WRITTEN PROBLEM: Retype the portion of the meditation post between "First of all" and "vs the breath?", inclusive.

SOURCE EXTRACT:
First of all I hope you’re doing well, and thanks a lot for sharing so much valuable info!

I have a couple of questions:

  1. Do you still use the dark stuff behind the eyelids as a method to access the jhanas? Is the technique basically to stare at the darkness as if it were a kasina?

I’ve been meditating for many years using the breath, and it’s only with great effort that I’m able to get into soft jhanas (and mostly only up to the 3rd usually). 90% of the time I get very, very relaxed watching the breath and this leads to dullness after an hour or so.

  1. How easy is it to master the hard jhanas using the dark stuff behind the eyelids as a meditation object vs the breath?

I’m starting to believe the breath might not be the best object of meditation for me. I’m normally very relaxed when I meditate and the breath just fails to get my concentration going. It puts me to sleep because it’s very soothing and hypnotic. I have no trouble staying with any object of meditation. No trouble at all relaxing naturally. No trouble with wandering mind, my mind is very calm. However my main difficulties are generating energy and not falling into dullness after 1-2 hrs. Anyway, I’m interested in what your thoughts are.

(Saved data entries)

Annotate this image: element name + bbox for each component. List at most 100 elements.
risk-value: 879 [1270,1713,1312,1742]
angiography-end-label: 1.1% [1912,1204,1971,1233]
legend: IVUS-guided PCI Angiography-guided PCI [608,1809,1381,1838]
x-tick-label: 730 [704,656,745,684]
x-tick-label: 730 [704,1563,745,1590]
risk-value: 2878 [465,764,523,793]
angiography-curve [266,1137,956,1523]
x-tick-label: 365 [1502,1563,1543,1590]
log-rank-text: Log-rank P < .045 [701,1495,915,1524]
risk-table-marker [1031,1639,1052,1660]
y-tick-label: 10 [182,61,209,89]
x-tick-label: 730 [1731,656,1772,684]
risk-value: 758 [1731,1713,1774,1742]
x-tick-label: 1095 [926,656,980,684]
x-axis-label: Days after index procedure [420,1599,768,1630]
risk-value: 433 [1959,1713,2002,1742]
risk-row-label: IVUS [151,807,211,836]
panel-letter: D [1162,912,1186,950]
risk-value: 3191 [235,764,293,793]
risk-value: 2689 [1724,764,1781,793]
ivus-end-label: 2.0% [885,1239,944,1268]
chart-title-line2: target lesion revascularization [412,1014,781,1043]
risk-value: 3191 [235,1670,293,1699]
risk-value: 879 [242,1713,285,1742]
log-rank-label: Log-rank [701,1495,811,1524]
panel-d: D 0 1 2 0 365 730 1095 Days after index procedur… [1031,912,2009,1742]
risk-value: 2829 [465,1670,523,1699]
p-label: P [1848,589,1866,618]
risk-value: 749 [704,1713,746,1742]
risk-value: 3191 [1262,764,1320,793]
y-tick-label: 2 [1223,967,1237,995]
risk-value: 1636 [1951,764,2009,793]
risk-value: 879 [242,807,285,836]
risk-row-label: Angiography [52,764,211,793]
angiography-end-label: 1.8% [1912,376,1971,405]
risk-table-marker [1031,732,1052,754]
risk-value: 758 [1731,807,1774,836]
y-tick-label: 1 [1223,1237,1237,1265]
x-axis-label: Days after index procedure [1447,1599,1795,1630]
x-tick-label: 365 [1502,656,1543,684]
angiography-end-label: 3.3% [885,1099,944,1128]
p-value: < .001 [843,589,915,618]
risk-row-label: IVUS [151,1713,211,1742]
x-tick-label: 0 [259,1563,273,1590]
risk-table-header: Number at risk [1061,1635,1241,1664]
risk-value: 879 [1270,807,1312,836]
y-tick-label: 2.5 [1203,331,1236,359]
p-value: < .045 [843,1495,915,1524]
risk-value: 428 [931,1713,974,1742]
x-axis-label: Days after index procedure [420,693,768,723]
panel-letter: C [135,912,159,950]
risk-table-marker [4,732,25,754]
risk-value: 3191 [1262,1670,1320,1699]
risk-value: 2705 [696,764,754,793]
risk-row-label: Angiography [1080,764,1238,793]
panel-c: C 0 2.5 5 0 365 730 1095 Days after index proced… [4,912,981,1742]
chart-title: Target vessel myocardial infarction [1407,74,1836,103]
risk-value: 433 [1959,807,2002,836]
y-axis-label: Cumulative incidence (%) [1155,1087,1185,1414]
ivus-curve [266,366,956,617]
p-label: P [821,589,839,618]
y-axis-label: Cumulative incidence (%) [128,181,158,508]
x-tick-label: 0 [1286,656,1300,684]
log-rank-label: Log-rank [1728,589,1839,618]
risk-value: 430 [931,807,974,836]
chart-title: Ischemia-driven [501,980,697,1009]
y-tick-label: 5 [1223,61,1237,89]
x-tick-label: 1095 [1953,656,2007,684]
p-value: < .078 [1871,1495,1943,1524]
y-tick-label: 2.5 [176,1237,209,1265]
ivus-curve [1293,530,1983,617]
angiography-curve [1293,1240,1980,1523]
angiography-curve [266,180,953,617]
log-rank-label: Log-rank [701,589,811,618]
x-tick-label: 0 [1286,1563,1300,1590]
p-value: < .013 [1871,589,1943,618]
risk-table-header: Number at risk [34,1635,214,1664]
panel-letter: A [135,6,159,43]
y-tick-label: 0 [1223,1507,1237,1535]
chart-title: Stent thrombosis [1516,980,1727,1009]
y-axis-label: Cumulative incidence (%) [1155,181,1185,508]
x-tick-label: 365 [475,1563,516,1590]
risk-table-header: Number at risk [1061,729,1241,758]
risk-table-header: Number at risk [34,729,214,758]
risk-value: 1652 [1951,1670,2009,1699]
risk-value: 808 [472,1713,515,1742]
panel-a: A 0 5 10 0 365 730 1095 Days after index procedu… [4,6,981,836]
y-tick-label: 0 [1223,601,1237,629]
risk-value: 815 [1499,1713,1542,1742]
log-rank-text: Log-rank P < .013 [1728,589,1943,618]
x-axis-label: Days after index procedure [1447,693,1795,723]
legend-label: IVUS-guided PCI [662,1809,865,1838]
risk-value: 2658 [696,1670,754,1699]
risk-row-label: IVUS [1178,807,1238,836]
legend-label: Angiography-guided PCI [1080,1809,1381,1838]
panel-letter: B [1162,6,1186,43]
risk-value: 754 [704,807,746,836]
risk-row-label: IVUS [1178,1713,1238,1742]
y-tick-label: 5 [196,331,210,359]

COMPLETED EXERCISE:
First of all I hope you’re doing well, and thanks a lot for sharing so much valuable info!

I have a couple of questions:

  1. Do you still use the dark stuff behind the eyelids as a method to access the jhanas? Is the technique basically to stare at the darkness as if it were a kasina?

I’ve been meditating for many years using the breath, and it’s only with great effort that I’m able to get into soft jhanas (and mostly only up to the 3rd usually). 90% of the time I get very, very relaxed watching the breath and this leads to dullness after an hour or so.

  1. How easy is it to master the hard jhanas using the dark stuff behind the eyelids as a meditation object vs the breath?